__Text segment__
*** Block opens ***

April 26, 1960

At Biloxi Beach this week, more than 100 Black men, women, and children are attacked and beaten by white people during peaceful protest for the right to access beaches in Mississippi.

April 25, 1959

A white mob beats, shoots, and throws chained body of Mack Charles Parker, a Black man, into the Pearl River after he is accused of raping a white woman in Poplarville, Mississippi.

April 23, 1899

In Newnam, GA, thousands gather to watch the brutal lynching of Sam Hose, a Black man who is mutilated and burned alive; spectators afterwards gather body parts to sell as souvenirs.

April 22, 1987

U.S. Supreme Court upholds death penalty in McCleskey v. Kemp despite proof it is racially biased, reasoning that racial discrimination in the criminal justice system is “inevitable.”

April 21, 2001

Turner County High School in Ashburn, Georgia, holds first racially integrated prom; in prior years, parents had organized private, segregated proms for white and Black students.

*** Block closes ***

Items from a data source
*** Block opens ***

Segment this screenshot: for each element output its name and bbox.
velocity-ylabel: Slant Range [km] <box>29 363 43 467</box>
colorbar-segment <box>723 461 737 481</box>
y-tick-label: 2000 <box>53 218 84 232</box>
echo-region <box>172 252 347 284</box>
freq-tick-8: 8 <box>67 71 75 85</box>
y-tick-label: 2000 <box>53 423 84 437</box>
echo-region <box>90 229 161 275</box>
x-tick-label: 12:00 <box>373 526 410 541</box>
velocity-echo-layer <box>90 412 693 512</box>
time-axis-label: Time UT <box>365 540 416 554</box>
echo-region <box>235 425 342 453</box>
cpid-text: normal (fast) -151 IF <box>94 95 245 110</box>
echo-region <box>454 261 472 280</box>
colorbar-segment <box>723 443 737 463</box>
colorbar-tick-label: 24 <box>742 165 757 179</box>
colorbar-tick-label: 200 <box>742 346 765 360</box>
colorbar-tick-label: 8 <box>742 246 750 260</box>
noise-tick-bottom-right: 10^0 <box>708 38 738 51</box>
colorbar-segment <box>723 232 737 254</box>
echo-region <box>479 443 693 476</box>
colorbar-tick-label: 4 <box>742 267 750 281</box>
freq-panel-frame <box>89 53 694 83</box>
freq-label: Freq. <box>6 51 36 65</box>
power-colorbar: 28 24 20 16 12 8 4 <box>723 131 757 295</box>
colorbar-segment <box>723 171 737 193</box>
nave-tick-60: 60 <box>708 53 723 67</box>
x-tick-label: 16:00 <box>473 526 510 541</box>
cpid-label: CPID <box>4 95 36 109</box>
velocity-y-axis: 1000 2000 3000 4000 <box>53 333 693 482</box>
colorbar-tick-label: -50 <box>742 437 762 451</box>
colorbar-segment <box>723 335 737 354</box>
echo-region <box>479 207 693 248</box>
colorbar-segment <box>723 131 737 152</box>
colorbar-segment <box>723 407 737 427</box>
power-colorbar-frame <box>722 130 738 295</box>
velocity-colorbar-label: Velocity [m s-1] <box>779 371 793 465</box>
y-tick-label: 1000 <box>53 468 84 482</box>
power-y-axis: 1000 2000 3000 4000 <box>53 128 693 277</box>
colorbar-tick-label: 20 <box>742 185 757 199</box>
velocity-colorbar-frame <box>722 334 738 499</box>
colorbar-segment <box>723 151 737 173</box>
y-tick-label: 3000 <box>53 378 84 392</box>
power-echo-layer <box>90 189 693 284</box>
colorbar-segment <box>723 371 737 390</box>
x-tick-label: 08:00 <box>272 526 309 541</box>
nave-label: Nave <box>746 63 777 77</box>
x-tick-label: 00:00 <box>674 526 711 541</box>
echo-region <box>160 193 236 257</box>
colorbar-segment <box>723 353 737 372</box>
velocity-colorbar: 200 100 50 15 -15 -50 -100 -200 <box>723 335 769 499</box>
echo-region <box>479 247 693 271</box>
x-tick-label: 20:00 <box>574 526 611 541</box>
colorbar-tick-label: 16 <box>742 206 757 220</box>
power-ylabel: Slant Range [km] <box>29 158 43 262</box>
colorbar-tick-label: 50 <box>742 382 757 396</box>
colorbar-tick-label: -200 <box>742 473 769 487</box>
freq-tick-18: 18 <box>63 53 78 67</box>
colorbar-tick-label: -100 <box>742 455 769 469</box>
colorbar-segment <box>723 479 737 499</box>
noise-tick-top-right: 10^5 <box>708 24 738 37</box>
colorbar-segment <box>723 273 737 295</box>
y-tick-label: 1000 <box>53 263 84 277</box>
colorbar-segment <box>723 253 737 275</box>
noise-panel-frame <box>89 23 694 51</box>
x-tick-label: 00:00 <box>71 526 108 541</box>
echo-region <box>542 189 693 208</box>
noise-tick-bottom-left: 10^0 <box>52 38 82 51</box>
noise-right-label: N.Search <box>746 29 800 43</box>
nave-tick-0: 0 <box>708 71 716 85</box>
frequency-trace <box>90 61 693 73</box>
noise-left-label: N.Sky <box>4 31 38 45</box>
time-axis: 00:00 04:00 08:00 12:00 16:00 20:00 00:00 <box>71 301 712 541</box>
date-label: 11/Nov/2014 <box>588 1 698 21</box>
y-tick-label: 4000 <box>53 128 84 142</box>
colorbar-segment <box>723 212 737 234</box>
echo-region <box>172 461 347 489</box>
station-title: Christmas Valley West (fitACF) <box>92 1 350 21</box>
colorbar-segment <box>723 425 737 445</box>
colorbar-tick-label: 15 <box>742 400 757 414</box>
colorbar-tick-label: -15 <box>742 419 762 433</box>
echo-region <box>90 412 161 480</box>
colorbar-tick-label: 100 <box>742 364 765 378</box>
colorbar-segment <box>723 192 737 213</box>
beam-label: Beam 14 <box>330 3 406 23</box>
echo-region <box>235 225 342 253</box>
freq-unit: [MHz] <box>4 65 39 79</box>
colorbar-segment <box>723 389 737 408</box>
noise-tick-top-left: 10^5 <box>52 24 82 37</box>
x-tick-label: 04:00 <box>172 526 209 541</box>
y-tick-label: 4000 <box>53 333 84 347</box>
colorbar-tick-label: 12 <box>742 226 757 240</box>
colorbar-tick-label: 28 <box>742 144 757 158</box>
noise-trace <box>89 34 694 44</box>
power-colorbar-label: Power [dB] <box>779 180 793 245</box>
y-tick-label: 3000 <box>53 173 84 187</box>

*** Block closes ***

__Tasks to complete__
- 1) In the racial history timeline, into which river was the body of Mack Charles Parker thrown?
- 2) List every date that heads an entry in the racial history timeline.
- 3) Continue the racial history timeline from its final entry.

__Answer set__
- 1) The Pearl River.

- 2) April 26, 1960; April 25, 1959; April 23, 1899; April 22, 1987; April 21, 2001

- 3)
April 20, 2012

First decision under North Carolina’s Racial Justice Act finds that racial bias infected Marcus Robinson’s capital trial 18 years earlier and commutes his death sentence to life without parole.

April 19, 1989

Five Black and Latino teens are arrested for raping a jogger in New York City’s Central Park and spend more than a decade in prison before being exonerated.

April 18, 1946

Navy veteran Davis Knight marries a white woman in Ellisville, Mississippi; he is later sentenced to five years in prison for miscegenation based on testimony that his great grandmother was Black.